◆ **Work to complete**
Search the material below for the word "công". Copy every line that has it.
---
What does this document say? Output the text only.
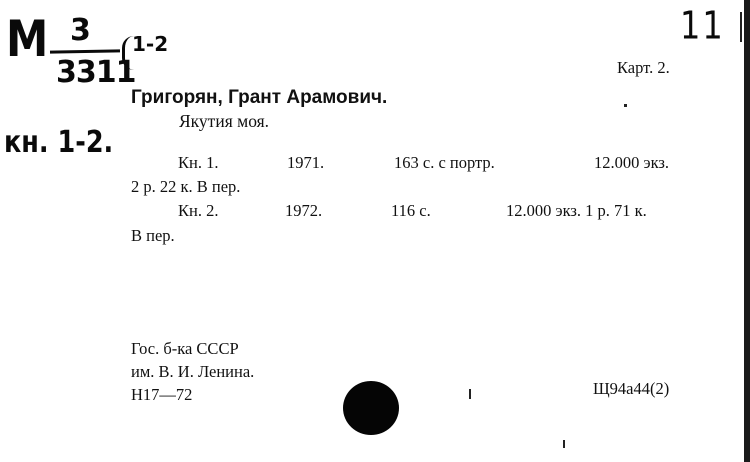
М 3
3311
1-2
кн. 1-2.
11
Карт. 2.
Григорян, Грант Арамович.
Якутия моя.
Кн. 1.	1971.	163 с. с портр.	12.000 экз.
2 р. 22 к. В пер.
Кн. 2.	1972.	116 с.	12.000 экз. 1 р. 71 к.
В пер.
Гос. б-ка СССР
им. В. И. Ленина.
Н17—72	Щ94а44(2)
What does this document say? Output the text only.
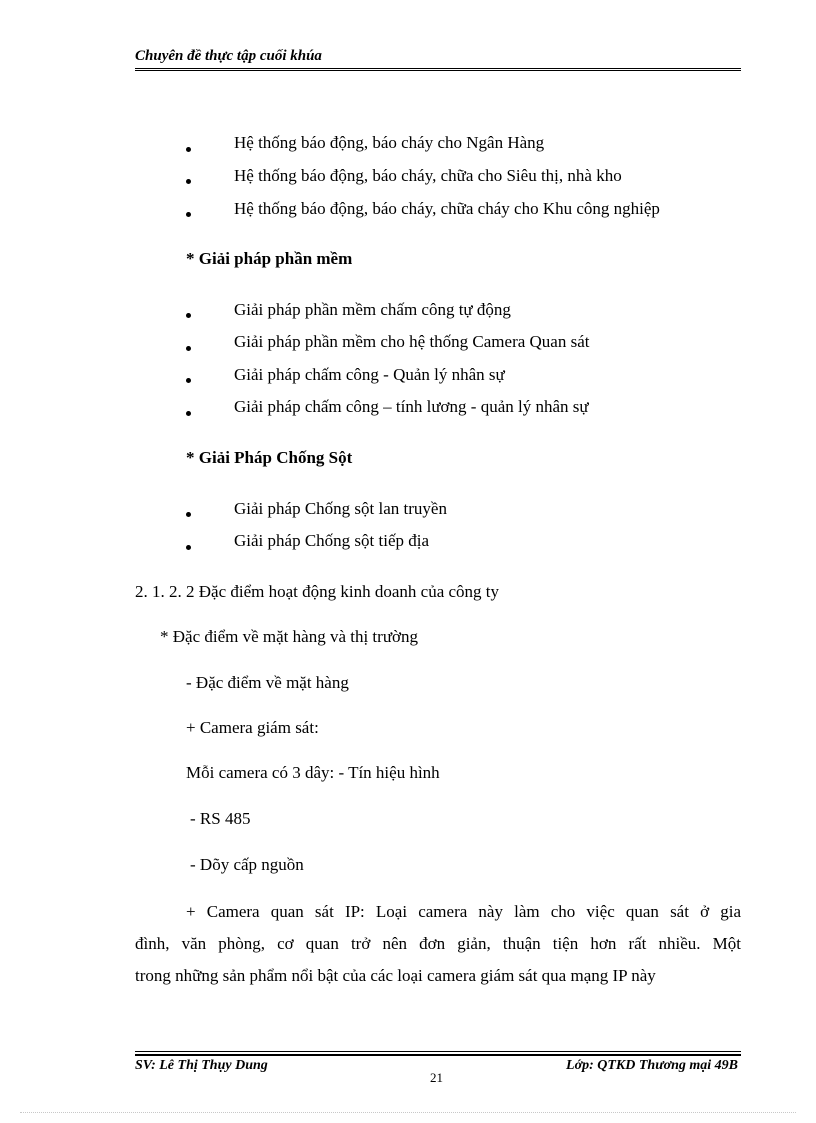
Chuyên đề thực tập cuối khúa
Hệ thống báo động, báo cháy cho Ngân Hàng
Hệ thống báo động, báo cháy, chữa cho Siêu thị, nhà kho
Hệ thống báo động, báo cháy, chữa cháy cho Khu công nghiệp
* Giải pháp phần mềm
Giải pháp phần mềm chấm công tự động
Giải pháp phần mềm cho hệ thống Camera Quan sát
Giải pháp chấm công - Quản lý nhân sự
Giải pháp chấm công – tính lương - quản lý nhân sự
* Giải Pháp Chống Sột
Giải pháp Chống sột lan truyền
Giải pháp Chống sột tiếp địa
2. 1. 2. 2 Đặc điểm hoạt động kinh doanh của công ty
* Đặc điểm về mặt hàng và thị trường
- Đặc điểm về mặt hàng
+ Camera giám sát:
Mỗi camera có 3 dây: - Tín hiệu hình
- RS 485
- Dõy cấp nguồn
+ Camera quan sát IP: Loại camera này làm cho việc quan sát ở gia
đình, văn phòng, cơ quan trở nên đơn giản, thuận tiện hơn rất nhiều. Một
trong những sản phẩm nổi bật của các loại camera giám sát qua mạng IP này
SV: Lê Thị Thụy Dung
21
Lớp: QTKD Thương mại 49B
---
◆ **Output of the exercise**
Hệ thống báo động, báo cháy, chữa cháy cho Khu công nghiệp
Giải pháp phần mềm chấm công tự động
Giải pháp chấm công - Quản lý nhân sự
Giải pháp chấm công – tính lương - quản lý nhân sự
2. 1. 2. 2 Đặc điểm hoạt động kinh doanh của công ty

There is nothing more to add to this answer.